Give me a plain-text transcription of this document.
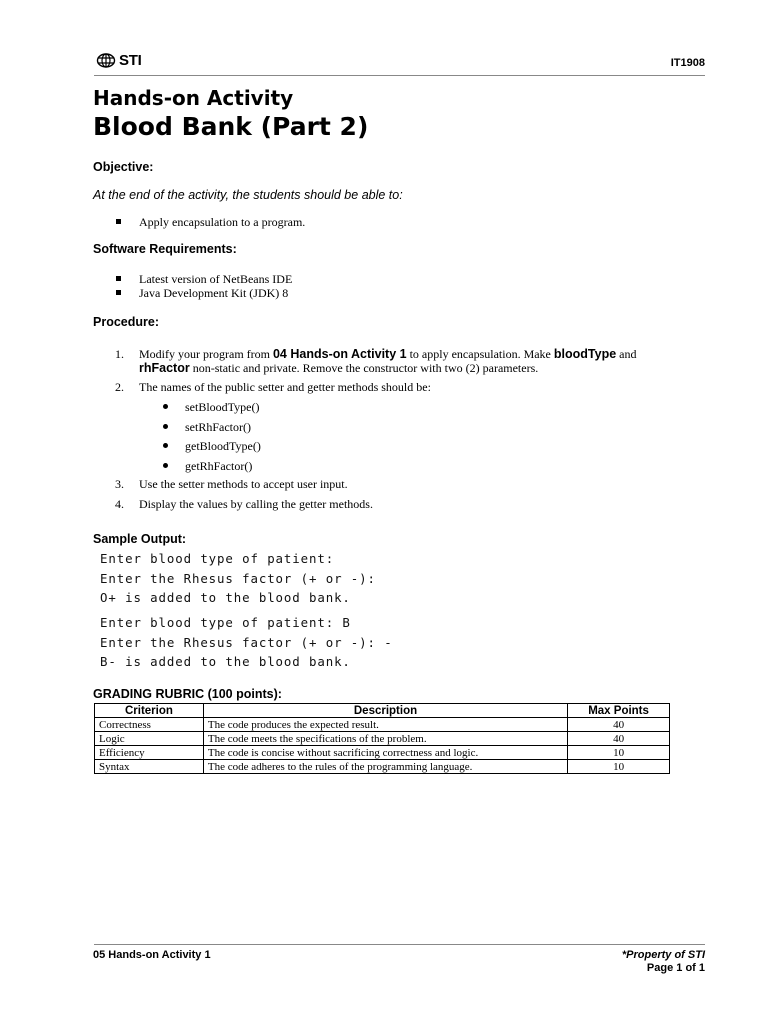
STI	IT1908
Hands-on Activity
Blood Bank (Part 2)
Objective:
At the end of the activity, the students should be able to:
Apply encapsulation to a program.
Software Requirements:
Latest version of NetBeans IDE
Java Development Kit (JDK) 8
Procedure:
1. Modify your program from 04 Hands-on Activity 1 to apply encapsulation. Make bloodType and
rhFactor non-static and private. Remove the constructor with two (2) parameters.
2. The names of the public setter and getter methods should be:
3. Use the setter methods to accept user input.
4. Display the values by calling the getter methods.
setBloodType()
setRhFactor()
getBloodType()
getRhFactor()
Sample Output:
Enter blood type of patient:
Enter the Rhesus factor (+ or -):
O+ is added to the blood bank.
Enter blood type of patient: B
Enter the Rhesus factor (+ or -): -
B- is added to the blood bank.
GRADING RUBRIC (100 points):
Criterion	Description	Max Points
Correctness	The code produces the expected result.	40
Logic	The code meets the specifications of the problem.	40
Efficiency	The code is concise without sacrificing correctness and logic.	10
Syntax	The code adheres to the rules of the programming language.	10
05 Hands-on Activity 1	*Property of STI
Page 1 of 1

--- --- ---

- [The task]
Your task is to copy the entries in full and exactly, without any images.

- [Result below]
Give me a plain-text transcription of this document.
STI	IT1908
Hands-on Activity
Blood Bank (Part 2)
Objective:
At the end of the activity, the students should be able to:
Apply encapsulation to a program.
Software Requirements:
Latest version of NetBeans IDE
Java Development Kit (JDK) 8
Procedure:
1. Modify your program from 04 Hands-on Activity 1 to apply encapsulation. Make bloodType and
rhFactor non-static and private. Remove the constructor with two (2) parameters.
2. The names of the public setter and getter methods should be:
3. Use the setter methods to accept user input.
4. Display the values by calling the getter methods.
setBloodType()
setRhFactor()
getBloodType()
getRhFactor()
Sample Output:
Enter blood type of patient:
Enter the Rhesus factor (+ or -):
O+ is added to the blood bank.
Enter blood type of patient: B
Enter the Rhesus factor (+ or -): -
B- is added to the blood bank.
GRADING RUBRIC (100 points):
Criterion	Description	Max Points
Correctness	The code produces the expected result.	40
Logic	The code meets the specifications of the problem.	40
Efficiency	The code is concise without sacrificing correctness and logic.	10
Syntax	The code adheres to the rules of the programming language.	10
05 Hands-on Activity 1	*Property of STI
Page 1 of 1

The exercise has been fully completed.